_Short exercise_
Reproduce each line bearing the word "retweets".

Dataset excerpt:
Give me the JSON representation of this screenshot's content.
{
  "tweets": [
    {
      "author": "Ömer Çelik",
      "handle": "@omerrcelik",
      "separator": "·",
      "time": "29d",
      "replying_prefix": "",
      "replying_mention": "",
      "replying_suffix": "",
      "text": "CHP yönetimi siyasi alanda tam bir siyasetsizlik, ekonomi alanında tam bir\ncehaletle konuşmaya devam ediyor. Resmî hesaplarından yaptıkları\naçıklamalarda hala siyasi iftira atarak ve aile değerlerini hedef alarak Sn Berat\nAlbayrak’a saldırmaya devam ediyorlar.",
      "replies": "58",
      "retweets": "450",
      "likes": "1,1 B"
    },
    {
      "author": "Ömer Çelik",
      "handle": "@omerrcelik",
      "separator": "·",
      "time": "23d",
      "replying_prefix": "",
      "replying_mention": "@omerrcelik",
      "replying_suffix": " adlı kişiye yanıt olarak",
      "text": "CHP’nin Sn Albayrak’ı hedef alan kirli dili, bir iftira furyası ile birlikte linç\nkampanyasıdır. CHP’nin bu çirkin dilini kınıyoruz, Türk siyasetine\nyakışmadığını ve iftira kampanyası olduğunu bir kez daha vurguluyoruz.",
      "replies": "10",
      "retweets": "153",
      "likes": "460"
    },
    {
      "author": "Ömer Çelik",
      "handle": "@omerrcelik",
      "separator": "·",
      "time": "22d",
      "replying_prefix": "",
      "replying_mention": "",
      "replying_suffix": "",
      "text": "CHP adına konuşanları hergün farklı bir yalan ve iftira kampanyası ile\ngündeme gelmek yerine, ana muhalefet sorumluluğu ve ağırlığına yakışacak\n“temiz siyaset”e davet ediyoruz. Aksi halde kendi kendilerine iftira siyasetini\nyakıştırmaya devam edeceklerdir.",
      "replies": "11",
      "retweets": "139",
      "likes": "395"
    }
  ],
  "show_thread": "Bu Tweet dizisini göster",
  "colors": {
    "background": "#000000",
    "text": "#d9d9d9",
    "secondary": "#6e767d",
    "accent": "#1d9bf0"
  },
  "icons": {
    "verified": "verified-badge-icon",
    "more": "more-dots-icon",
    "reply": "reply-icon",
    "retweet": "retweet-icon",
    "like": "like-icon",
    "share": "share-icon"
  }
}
==
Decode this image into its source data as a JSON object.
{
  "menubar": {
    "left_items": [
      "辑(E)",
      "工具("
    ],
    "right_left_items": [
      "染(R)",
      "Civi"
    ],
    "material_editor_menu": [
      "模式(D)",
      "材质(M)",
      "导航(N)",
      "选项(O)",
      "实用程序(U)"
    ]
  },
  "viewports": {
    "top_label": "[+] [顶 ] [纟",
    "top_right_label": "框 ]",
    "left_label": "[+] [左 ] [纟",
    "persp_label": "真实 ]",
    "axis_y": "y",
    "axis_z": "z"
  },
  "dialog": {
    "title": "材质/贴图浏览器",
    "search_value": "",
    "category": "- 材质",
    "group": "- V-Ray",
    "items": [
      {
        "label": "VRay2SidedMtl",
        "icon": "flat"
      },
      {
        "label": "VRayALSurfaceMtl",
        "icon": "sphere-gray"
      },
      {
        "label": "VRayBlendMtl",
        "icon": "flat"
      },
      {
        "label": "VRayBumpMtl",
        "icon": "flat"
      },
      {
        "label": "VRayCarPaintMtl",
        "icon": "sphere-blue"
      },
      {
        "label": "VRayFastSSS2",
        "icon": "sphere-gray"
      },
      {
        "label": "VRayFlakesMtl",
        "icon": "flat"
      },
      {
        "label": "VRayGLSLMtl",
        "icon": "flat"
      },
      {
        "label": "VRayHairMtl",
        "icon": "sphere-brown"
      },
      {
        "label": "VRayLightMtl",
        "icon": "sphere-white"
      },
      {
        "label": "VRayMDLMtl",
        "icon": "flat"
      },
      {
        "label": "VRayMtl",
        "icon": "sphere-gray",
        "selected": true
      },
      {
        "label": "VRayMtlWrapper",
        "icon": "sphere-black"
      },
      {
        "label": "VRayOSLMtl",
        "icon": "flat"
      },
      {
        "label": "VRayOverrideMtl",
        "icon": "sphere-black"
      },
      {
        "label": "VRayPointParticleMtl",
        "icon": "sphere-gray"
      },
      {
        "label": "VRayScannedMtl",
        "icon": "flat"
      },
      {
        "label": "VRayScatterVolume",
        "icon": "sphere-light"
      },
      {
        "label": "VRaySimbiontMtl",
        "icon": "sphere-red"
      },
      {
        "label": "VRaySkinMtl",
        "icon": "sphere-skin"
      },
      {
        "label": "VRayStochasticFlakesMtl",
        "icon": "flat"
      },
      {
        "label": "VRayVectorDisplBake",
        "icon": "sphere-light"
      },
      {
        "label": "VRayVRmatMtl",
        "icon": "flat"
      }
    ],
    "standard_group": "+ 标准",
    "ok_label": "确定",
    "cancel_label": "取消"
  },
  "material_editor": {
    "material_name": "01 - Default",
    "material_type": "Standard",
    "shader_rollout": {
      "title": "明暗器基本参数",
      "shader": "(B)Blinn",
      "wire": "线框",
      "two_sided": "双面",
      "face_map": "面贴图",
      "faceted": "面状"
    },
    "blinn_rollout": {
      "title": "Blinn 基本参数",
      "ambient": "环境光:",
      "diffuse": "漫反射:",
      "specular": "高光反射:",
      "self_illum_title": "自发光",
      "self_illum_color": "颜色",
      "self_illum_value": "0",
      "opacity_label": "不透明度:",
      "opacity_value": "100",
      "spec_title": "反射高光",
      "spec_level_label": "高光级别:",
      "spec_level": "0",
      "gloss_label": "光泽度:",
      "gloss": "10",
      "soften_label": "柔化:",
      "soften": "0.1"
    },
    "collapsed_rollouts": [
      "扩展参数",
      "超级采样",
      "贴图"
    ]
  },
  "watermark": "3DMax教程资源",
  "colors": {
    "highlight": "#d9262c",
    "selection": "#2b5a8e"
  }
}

_The result_
      "retweets": "450",
      "retweets": "153",
      "retweets": "139",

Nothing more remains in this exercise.